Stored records
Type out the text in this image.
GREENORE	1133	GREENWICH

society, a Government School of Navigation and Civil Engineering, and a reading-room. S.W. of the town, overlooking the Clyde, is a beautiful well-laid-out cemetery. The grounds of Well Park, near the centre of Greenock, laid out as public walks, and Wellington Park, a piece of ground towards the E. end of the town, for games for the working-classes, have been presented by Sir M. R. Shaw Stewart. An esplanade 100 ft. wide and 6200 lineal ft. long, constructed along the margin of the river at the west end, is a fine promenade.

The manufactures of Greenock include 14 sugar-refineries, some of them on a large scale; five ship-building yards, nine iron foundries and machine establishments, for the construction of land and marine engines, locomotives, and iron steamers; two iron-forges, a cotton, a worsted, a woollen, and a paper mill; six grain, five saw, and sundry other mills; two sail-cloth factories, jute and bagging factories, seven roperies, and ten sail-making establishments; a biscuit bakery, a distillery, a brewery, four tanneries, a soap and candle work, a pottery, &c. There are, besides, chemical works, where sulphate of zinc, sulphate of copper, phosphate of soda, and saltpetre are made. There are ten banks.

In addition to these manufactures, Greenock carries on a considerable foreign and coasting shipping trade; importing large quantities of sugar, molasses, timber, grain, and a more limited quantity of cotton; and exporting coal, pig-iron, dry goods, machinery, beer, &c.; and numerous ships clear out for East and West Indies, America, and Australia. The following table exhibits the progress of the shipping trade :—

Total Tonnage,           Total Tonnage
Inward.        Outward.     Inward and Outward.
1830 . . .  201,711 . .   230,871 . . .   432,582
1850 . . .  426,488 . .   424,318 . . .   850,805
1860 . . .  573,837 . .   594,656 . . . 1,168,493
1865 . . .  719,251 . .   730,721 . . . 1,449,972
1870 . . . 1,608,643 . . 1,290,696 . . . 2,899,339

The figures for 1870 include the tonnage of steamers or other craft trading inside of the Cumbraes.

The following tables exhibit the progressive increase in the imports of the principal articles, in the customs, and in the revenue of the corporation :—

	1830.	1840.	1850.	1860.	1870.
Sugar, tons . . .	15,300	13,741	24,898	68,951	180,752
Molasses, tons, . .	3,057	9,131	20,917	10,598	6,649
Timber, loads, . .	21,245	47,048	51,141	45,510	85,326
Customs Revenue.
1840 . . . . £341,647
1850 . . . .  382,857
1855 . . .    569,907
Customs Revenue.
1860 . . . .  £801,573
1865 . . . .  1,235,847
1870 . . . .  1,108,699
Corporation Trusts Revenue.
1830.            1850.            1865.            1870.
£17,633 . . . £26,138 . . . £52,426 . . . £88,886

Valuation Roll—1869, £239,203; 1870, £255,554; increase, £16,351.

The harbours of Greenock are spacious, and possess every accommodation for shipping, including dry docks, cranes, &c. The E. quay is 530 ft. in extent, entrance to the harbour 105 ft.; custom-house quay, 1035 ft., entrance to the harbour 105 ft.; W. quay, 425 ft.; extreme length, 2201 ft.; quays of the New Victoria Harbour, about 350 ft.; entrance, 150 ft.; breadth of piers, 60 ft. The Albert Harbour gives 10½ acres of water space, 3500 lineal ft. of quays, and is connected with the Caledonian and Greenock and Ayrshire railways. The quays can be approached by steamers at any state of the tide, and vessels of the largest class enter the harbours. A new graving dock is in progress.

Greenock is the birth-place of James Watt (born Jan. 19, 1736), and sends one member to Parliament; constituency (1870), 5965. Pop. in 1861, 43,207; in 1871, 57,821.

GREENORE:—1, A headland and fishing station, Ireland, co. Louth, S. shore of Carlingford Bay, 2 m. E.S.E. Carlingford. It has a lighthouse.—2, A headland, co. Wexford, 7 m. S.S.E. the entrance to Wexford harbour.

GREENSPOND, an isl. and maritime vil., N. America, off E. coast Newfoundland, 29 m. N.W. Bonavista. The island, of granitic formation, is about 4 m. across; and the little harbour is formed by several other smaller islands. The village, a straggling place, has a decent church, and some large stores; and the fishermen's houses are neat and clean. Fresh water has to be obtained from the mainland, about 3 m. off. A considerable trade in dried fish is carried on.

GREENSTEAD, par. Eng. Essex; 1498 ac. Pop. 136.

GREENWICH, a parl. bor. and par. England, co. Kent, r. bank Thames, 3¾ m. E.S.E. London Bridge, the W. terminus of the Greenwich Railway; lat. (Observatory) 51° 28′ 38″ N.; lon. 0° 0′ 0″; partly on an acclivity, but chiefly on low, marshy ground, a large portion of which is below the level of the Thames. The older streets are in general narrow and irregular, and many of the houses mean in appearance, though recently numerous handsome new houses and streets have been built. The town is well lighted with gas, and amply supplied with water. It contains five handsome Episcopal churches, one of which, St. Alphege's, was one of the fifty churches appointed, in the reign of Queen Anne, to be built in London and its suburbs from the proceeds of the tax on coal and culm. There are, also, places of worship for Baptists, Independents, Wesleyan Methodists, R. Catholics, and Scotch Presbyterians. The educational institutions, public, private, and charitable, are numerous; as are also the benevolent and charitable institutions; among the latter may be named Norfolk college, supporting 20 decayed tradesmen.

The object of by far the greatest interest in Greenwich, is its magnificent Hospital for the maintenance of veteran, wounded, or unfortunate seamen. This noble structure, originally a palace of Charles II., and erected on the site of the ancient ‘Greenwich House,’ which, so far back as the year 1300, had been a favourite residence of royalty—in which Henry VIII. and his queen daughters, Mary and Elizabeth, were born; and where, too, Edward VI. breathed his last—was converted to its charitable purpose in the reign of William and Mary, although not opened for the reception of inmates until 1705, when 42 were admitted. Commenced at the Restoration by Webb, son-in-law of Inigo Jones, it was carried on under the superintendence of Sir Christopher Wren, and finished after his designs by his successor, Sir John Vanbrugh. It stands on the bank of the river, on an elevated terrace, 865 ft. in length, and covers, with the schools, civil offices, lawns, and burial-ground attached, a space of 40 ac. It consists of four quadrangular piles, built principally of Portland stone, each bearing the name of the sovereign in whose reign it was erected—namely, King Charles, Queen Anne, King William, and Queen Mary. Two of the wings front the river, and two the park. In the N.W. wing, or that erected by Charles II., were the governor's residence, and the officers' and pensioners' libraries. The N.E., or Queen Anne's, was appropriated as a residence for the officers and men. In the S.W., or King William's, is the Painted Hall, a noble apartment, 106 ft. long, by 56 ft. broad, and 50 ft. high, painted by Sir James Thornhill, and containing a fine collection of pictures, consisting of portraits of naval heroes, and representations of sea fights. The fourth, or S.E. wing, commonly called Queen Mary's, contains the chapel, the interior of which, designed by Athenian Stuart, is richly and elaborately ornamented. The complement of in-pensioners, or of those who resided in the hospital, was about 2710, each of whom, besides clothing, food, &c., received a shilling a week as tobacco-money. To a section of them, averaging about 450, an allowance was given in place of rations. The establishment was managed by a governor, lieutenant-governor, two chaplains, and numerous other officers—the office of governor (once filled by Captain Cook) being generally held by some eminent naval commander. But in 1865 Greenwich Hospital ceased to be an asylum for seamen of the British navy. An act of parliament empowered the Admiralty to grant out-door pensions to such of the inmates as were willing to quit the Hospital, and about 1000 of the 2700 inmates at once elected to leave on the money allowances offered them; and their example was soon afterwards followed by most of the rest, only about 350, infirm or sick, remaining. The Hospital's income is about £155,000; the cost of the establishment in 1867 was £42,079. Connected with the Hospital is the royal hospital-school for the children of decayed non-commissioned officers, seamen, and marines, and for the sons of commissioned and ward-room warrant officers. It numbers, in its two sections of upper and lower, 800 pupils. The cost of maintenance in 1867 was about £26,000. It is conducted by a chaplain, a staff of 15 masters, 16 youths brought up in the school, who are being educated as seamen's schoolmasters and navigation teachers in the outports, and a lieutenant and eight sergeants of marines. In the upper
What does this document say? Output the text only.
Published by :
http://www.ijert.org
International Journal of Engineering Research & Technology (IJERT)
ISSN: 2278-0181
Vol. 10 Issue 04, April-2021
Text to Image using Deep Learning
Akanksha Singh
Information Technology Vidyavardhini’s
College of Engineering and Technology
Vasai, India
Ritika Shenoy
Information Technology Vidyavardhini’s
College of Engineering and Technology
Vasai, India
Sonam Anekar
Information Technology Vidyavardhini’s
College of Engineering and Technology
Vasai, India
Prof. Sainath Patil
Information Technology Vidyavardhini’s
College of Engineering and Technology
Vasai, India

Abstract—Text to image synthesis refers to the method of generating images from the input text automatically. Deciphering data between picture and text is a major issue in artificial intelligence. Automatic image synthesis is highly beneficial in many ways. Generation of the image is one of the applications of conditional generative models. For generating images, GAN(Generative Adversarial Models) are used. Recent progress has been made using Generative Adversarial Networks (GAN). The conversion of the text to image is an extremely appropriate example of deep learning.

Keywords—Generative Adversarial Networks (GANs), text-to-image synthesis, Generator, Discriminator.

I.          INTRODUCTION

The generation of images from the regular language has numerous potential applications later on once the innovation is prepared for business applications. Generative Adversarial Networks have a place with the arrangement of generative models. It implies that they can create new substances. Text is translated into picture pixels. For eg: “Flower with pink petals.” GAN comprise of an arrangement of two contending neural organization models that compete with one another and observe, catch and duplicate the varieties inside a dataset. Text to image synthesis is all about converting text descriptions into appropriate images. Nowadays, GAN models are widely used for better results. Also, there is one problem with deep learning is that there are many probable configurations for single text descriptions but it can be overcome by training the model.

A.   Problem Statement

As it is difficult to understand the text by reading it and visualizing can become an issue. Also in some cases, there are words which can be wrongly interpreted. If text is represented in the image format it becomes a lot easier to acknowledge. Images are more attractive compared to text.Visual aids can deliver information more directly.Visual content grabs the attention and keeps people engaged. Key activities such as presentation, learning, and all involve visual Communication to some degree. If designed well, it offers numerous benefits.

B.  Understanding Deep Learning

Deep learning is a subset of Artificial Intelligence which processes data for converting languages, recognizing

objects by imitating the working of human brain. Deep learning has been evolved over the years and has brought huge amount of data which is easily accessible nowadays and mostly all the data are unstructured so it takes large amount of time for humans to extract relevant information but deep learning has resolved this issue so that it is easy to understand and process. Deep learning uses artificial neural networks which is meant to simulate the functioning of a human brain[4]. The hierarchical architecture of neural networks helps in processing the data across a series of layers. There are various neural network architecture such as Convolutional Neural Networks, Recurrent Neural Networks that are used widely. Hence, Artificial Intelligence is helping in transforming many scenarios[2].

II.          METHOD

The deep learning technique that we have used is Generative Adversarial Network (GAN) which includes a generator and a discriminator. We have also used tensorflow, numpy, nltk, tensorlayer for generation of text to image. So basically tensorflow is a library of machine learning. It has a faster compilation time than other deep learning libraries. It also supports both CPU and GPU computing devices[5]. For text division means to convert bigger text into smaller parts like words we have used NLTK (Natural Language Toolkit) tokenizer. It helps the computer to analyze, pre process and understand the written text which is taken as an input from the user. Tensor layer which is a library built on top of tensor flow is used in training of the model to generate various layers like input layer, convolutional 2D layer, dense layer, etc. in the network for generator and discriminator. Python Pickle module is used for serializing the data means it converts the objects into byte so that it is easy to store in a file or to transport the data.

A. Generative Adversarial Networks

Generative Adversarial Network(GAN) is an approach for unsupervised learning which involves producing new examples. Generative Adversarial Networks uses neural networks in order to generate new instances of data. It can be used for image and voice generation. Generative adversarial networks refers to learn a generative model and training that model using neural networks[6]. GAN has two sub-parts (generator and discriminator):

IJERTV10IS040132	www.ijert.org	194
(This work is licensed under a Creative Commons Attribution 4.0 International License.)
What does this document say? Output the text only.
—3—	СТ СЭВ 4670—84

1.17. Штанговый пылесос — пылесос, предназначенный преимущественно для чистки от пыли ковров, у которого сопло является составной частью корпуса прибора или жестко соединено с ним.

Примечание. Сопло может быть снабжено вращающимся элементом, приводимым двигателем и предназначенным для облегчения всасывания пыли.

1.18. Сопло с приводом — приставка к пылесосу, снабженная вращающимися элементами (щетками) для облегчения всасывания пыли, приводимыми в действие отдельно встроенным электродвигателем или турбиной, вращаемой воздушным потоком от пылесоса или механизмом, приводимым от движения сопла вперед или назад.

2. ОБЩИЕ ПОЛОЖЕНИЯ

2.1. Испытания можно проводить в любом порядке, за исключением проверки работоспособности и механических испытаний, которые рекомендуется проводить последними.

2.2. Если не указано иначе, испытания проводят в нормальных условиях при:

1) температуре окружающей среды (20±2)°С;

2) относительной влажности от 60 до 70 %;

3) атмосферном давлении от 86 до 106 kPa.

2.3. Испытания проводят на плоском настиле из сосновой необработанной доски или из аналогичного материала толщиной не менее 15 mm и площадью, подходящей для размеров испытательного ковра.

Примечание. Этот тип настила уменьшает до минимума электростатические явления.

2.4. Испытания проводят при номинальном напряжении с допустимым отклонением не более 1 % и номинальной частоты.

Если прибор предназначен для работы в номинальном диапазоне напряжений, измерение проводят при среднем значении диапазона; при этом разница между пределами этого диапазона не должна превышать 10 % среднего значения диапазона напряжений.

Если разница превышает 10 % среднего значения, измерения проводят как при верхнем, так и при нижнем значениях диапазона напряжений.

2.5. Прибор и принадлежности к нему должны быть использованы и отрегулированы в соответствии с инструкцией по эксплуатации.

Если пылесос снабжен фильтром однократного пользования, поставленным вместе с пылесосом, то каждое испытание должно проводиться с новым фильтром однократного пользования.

__Work to do__.
Pick out each line containing "облегчения" and report it.

__Final answer__.
Примечание. Сопло может быть снабжено вращающимся элементом, приводимым двигателем и предназначенным для облегчения всасывания пыли.
1.18. Сопло с приводом — приставка к пылесосу, снабженная вращающимися элементами (щетками) для облегчения всасывания пыли, приводимыми в действие отдельно встроенным электродвигателем или турбиной, вращаемой воздушным потоком от пылесоса или механизмом, приводимым от движения сопла вперед или назад.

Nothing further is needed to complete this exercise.